WHAT TO DO: Omit the images, then output each of the records below exactly.

DATA EXTRACT:
____

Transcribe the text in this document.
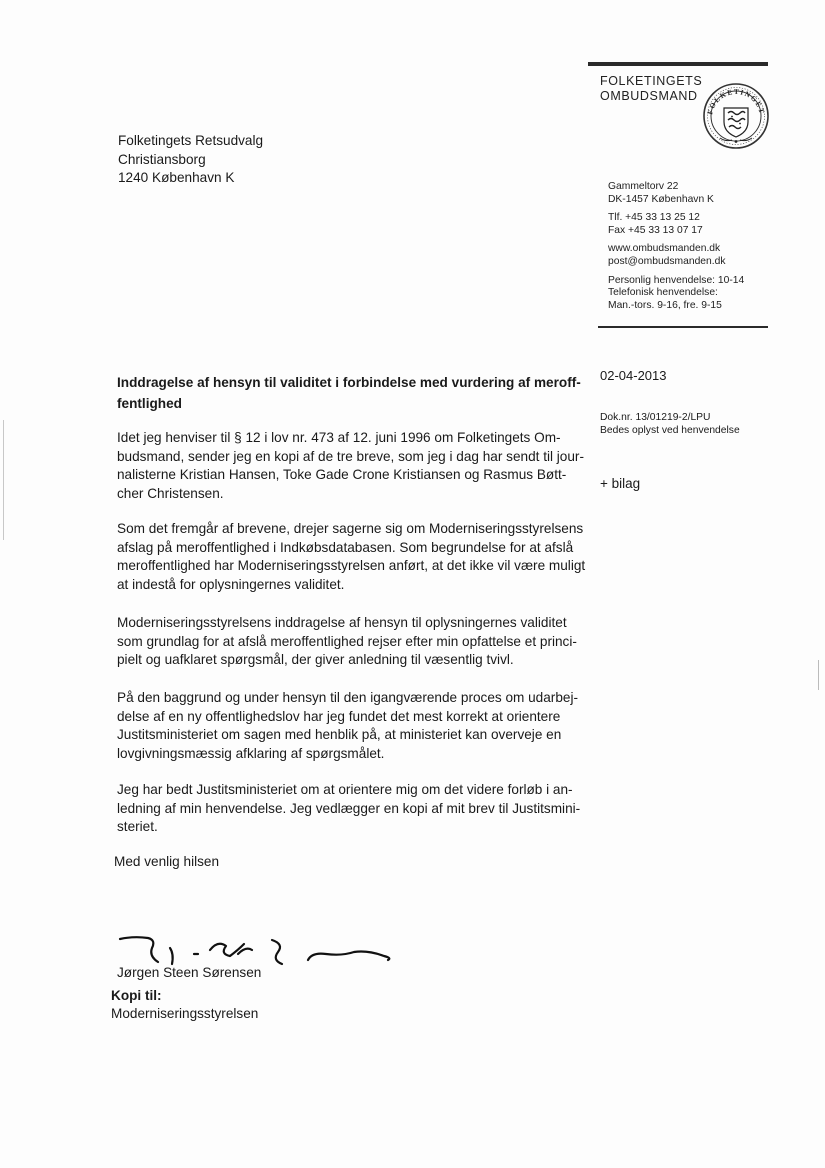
FOLKETINGETS
OMBUDSMAND
FOLKETINGET
Gammeltorv 22
DK-1457 København K
Tlf. +45 33 13 25 12
Fax +45 33 13 07 17
www.ombudsmanden.dk
post@ombudsmanden.dk
Personlig henvendelse: 10-14
Telefonisk henvendelse:
Man.-tors. 9-16, fre. 9-15
Folketingets Retsudvalg
Christiansborg
1240 København K
02-04-2013
Dok.nr. 13/01219-2/LPU
Bedes oplyst ved henvendelse
+ bilag
Inddragelse af hensyn til validitet i forbindelse med vurdering af meroff-
fentlighed
Idet jeg henviser til § 12 i lov nr. 473 af 12. juni 1996 om Folketingets Om-
budsmand, sender jeg en kopi af de tre breve, som jeg i dag har sendt til jour-
nalisterne Kristian Hansen, Toke Gade Crone Kristiansen og Rasmus Bøtt-
cher Christensen.
Som det fremgår af brevene, drejer sagerne sig om Moderniseringsstyrelsens
afslag på meroffentlighed i Indkøbsdatabasen. Som begrundelse for at afslå
meroffentlighed har Moderniseringsstyrelsen anført, at det ikke vil være muligt
at indestå for oplysningernes validitet.
Moderniseringsstyrelsens inddragelse af hensyn til oplysningernes validitet
som grundlag for at afslå meroffentlighed rejser efter min opfattelse et princi-
pielt og uafklaret spørgsmål, der giver anledning til væsentlig tvivl.
På den baggrund og under hensyn til den igangværende proces om udarbej-
delse af en ny offentlighedslov har jeg fundet det mest korrekt at orientere
Justitsministeriet om sagen med henblik på, at ministeriet kan overveje en
lovgivningsmæssig afklaring af spørgsmålet.
Jeg har bedt Justitsministeriet om at orientere mig om det videre forløb i an-
ledning af min henvendelse. Jeg vedlægger en kopi af mit brev til Justitsmini-
steriet.
Med venlig hilsen
Jørgen Steen Sørensen
Kopi til:
Moderniseringsstyrelsen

____

RESULT OF THIS TASK:
Transcribe the text in this document.
FOLKETINGETS
OMBUDSMAND
FOLKETINGET
Gammeltorv 22
DK-1457 København K
Tlf. +45 33 13 25 12
Fax +45 33 13 07 17
www.ombudsmanden.dk
post@ombudsmanden.dk
Personlig henvendelse: 10-14
Telefonisk henvendelse:
Man.-tors. 9-16, fre. 9-15
Folketingets Retsudvalg
Christiansborg
1240 København K
02-04-2013
Dok.nr. 13/01219-2/LPU
Bedes oplyst ved henvendelse
+ bilag
Inddragelse af hensyn til validitet i forbindelse med vurdering af meroff-
fentlighed
Idet jeg henviser til § 12 i lov nr. 473 af 12. juni 1996 om Folketingets Om-
budsmand, sender jeg en kopi af de tre breve, som jeg i dag har sendt til jour-
nalisterne Kristian Hansen, Toke Gade Crone Kristiansen og Rasmus Bøtt-
cher Christensen.
Som det fremgår af brevene, drejer sagerne sig om Moderniseringsstyrelsens
afslag på meroffentlighed i Indkøbsdatabasen. Som begrundelse for at afslå
meroffentlighed har Moderniseringsstyrelsen anført, at det ikke vil være muligt
at indestå for oplysningernes validitet.
Moderniseringsstyrelsens inddragelse af hensyn til oplysningernes validitet
som grundlag for at afslå meroffentlighed rejser efter min opfattelse et princi-
pielt og uafklaret spørgsmål, der giver anledning til væsentlig tvivl.
På den baggrund og under hensyn til den igangværende proces om udarbej-
delse af en ny offentlighedslov har jeg fundet det mest korrekt at orientere
Justitsministeriet om sagen med henblik på, at ministeriet kan overveje en
lovgivningsmæssig afklaring af spørgsmålet.
Jeg har bedt Justitsministeriet om at orientere mig om det videre forløb i an-
ledning af min henvendelse. Jeg vedlægger en kopi af mit brev til Justitsmini-
steriet.
Med venlig hilsen
Jørgen Steen Sørensen
Kopi til:
Moderniseringsstyrelsen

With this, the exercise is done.